- **PROBLEM TO WORK ON**
Below are records. Copy every line with "Diên" in it.

Records
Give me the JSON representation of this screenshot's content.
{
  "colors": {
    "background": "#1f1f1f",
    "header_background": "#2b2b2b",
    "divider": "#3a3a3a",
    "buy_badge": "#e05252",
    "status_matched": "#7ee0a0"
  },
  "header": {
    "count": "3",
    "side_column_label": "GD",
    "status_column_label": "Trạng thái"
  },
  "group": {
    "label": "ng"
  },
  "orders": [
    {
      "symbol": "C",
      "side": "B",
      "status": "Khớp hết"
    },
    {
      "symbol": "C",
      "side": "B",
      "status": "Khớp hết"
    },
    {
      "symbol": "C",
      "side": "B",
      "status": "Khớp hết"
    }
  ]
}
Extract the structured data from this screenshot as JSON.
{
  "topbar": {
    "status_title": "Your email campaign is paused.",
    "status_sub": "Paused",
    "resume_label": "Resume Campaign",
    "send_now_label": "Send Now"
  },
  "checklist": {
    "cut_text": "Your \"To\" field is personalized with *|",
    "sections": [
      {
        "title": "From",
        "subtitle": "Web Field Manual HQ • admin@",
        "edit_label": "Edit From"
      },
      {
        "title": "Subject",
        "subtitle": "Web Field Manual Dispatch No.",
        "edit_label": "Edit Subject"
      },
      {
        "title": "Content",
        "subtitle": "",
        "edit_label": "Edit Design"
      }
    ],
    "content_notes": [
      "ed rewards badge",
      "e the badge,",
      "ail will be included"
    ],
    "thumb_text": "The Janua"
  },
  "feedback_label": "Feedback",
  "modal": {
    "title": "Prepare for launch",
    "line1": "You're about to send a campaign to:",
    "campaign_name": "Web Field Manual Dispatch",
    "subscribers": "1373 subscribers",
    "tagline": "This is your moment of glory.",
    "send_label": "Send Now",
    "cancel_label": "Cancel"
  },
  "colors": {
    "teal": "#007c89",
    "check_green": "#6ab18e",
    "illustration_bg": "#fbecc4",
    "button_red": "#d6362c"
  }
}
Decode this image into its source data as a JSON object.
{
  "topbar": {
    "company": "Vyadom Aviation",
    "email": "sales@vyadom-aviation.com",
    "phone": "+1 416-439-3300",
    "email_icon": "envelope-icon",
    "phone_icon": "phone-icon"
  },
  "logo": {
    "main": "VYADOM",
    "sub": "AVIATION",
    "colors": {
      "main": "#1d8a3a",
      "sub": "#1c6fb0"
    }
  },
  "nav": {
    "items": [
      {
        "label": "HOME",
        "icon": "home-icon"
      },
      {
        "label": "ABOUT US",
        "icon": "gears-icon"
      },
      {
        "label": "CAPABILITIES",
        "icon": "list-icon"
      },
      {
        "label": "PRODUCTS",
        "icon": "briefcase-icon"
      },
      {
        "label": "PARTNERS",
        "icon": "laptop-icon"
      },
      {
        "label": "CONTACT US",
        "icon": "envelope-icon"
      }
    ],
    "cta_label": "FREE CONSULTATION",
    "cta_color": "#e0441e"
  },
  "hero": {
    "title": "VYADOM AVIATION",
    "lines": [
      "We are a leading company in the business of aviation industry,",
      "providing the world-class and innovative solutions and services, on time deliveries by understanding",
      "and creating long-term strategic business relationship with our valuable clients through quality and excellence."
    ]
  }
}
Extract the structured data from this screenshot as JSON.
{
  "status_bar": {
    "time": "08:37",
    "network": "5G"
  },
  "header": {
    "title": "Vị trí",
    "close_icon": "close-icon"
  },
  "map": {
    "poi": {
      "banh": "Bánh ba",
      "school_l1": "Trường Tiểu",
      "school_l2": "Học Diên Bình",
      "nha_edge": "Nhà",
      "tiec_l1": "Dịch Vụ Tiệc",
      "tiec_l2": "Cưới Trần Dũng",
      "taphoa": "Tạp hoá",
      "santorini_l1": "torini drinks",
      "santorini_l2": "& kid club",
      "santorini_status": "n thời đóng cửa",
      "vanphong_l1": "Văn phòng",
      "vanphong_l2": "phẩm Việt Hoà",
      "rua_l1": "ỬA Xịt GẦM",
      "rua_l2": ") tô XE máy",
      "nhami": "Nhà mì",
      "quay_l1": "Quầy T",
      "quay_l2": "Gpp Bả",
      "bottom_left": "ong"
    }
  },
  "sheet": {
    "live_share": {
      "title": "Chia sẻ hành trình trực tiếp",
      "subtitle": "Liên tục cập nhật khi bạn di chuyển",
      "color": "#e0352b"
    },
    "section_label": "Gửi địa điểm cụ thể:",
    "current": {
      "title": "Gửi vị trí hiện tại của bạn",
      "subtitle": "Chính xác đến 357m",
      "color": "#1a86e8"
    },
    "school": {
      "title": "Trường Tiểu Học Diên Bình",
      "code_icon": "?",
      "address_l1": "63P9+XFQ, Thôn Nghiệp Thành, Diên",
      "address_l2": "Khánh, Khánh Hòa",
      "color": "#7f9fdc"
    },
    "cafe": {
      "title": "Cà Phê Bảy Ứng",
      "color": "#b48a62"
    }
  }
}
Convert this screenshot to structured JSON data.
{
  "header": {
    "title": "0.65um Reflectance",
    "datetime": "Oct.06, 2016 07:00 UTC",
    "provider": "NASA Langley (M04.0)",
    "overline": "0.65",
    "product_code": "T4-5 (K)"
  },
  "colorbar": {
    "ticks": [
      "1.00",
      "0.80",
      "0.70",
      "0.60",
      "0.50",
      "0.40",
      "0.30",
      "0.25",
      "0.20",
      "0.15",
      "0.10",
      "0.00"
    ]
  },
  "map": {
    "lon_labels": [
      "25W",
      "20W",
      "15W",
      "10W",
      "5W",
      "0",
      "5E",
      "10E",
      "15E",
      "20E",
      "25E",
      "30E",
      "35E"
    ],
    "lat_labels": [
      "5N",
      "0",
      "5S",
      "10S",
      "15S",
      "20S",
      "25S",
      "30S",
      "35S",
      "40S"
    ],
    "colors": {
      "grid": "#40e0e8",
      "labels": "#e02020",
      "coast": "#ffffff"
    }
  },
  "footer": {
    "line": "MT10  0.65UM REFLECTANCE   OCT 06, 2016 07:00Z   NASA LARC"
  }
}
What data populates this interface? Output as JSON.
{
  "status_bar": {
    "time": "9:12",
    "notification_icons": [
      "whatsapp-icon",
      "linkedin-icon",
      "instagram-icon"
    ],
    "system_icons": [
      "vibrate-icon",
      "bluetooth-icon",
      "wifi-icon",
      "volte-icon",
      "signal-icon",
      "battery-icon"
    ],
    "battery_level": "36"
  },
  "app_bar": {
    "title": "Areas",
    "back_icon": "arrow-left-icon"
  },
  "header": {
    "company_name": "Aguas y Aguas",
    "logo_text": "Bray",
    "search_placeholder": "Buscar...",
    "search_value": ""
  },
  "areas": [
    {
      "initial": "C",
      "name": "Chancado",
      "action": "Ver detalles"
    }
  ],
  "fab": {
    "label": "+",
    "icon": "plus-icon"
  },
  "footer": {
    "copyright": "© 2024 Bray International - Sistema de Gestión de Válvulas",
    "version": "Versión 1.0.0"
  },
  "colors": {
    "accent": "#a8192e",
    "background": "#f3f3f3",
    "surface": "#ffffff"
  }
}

- **THE RESULT**
      "school_l2": "Học Diên Bình",
      "title": "Trường Tiểu Học Diên Bình",
      "address_l1": "63P9+XFQ, Thôn Nghiệp Thành, Diên",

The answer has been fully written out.